--- start of Records for the task ---
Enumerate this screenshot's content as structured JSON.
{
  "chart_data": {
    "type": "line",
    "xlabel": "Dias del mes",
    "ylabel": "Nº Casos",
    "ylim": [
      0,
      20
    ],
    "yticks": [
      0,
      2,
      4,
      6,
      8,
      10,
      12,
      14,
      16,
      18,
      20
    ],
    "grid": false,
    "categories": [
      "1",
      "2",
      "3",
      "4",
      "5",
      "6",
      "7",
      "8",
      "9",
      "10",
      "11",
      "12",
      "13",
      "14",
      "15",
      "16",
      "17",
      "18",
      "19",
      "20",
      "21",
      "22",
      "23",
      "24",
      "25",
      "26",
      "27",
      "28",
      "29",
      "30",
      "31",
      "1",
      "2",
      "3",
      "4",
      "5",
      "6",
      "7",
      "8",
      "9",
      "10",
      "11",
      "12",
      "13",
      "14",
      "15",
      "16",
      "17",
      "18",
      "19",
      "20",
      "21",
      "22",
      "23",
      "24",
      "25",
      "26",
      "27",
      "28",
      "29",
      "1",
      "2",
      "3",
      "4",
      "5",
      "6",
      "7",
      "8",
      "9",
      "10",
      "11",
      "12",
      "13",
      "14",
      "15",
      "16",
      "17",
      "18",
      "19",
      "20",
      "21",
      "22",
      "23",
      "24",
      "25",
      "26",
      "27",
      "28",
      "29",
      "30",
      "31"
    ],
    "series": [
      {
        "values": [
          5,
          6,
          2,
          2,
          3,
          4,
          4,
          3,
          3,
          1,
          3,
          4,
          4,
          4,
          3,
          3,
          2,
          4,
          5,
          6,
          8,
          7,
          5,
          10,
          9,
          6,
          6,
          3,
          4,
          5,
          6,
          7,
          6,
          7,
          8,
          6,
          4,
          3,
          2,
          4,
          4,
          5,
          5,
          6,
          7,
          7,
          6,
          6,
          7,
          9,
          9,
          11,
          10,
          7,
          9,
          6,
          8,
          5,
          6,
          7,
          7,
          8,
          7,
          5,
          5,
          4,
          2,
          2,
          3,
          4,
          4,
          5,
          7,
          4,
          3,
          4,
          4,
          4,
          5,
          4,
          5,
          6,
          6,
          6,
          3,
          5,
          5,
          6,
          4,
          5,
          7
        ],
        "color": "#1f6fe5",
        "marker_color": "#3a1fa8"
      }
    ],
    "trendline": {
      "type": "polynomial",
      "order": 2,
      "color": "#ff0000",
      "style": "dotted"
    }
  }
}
--- end of Records for the task ---
Restate every entry word for word.

> Exercise solution:
Enumerate this screenshot's content as structured JSON.
{
  "chart_data": {
    "type": "line",
    "xlabel": "Dias del mes",
    "ylabel": "Nº Casos",
    "ylim": [
      0,
      20
    ],
    "yticks": [
      0,
      2,
      4,
      6,
      8,
      10,
      12,
      14,
      16,
      18,
      20
    ],
    "grid": false,
    "categories": [
      "1",
      "2",
      "3",
      "4",
      "5",
      "6",
      "7",
      "8",
      "9",
      "10",
      "11",
      "12",
      "13",
      "14",
      "15",
      "16",
      "17",
      "18",
      "19",
      "20",
      "21",
      "22",
      "23",
      "24",
      "25",
      "26",
      "27",
      "28",
      "29",
      "30",
      "31",
      "1",
      "2",
      "3",
      "4",
      "5",
      "6",
      "7",
      "8",
      "9",
      "10",
      "11",
      "12",
      "13",
      "14",
      "15",
      "16",
      "17",
      "18",
      "19",
      "20",
      "21",
      "22",
      "23",
      "24",
      "25",
      "26",
      "27",
      "28",
      "29",
      "1",
      "2",
      "3",
      "4",
      "5",
      "6",
      "7",
      "8",
      "9",
      "10",
      "11",
      "12",
      "13",
      "14",
      "15",
      "16",
      "17",
      "18",
      "19",
      "20",
      "21",
      "22",
      "23",
      "24",
      "25",
      "26",
      "27",
      "28",
      "29",
      "30",
      "31"
    ],
    "series": [
      {
        "values": [
          5,
          6,
          2,
          2,
          3,
          4,
          4,
          3,
          3,
          1,
          3,
          4,
          4,
          4,
          3,
          3,
          2,
          4,
          5,
          6,
          8,
          7,
          5,
          10,
          9,
          6,
          6,
          3,
          4,
          5,
          6,
          7,
          6,
          7,
          8,
          6,
          4,
          3,
          2,
          4,
          4,
          5,
          5,
          6,
          7,
          7,
          6,
          6,
          7,
          9,
          9,
          11,
          10,
          7,
          9,
          6,
          8,
          5,
          6,
          7,
          7,
          8,
          7,
          5,
          5,
          4,
          2,
          2,
          3,
          4,
          4,
          5,
          7,
          4,
          3,
          4,
          4,
          4,
          5,
          4,
          5,
          6,
          6,
          6,
          3,
          5,
          5,
          6,
          4,
          5,
          7
        ],
        "color": "#1f6fe5",
        "marker_color": "#3a1fa8"
      }
    ],
    "trendline": {
      "type": "polynomial",
      "order": 2,
      "color": "#ff0000",
      "style": "dotted"
    }
  }
}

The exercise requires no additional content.